-------- MATERIAL SUPPLIED
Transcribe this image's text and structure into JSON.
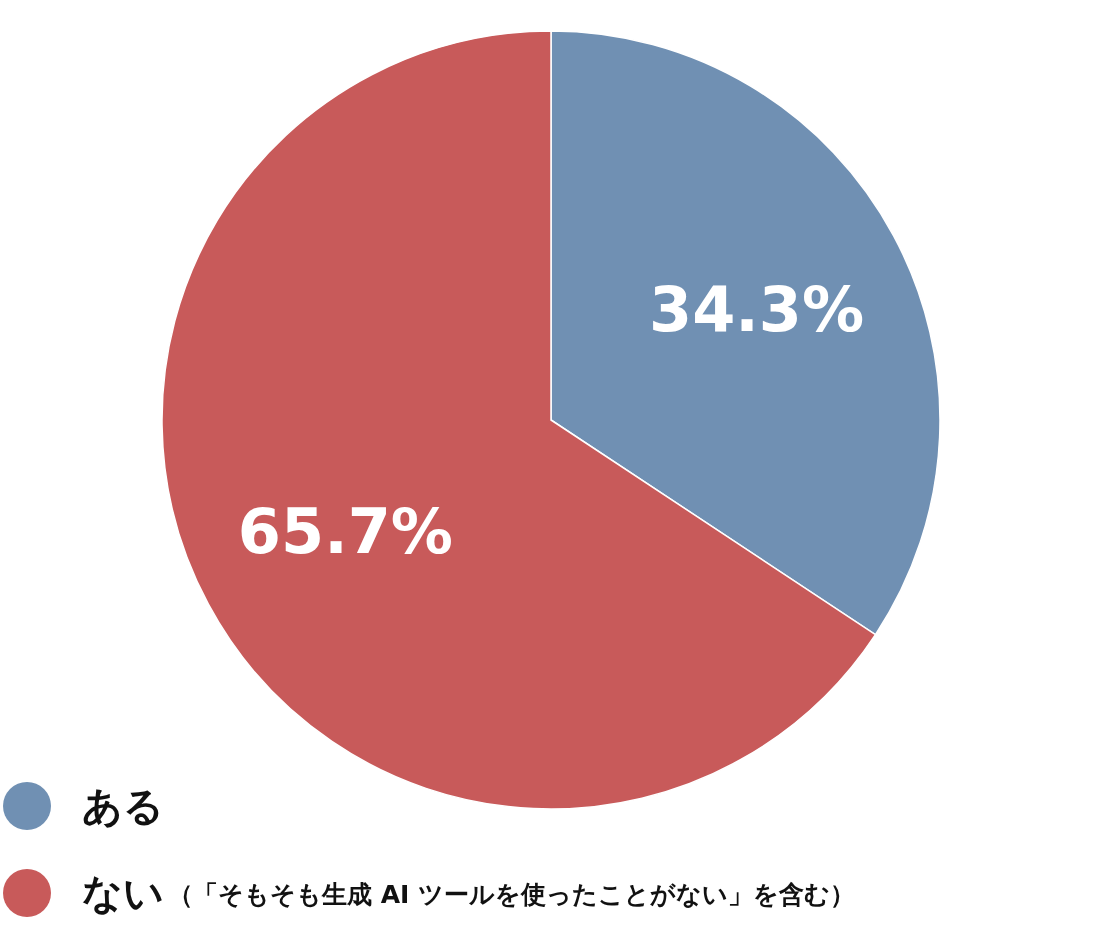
{
  "chart_data": {
    "type": "pie",
    "categories": [
      "ある",
      "ない"
    ],
    "values": [
      34.3,
      65.7
    ],
    "colors": [
      "#7090b3",
      "#c85a5a"
    ],
    "data_labels": true,
    "value_labels": [
      "34.3%",
      "65.7%"
    ],
    "legend": "bottom left",
    "annotations": [
      "（「そもそも生成 AI ツールを使ったことがない」を含む）"
    ]
  }
}
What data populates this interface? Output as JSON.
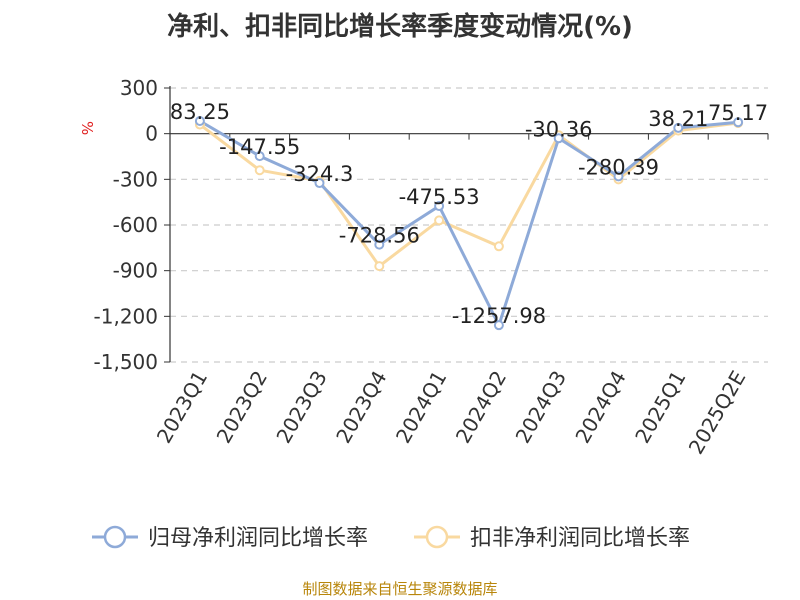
----------------
→ GOAL OF THE EXERCISE:
Without the pictures, return all the records precisely as they stand.

→ SOLUTION TO THE PROBLEM:
Transcribe this image's text and structure into JSON.
{
  "chart_data": {
    "type": "pie",
    "categories": [
      "ある",
      "ない"
    ],
    "values": [
      34.3,
      65.7
    ],
    "colors": [
      "#7090b3",
      "#c85a5a"
    ],
    "data_labels": true,
    "value_labels": [
      "34.3%",
      "65.7%"
    ],
    "legend": "bottom left",
    "annotations": [
      "（「そもそも生成 AI ツールを使ったことがない」を含む）"
    ]
  }
}
What data populates this interface? Output as JSON.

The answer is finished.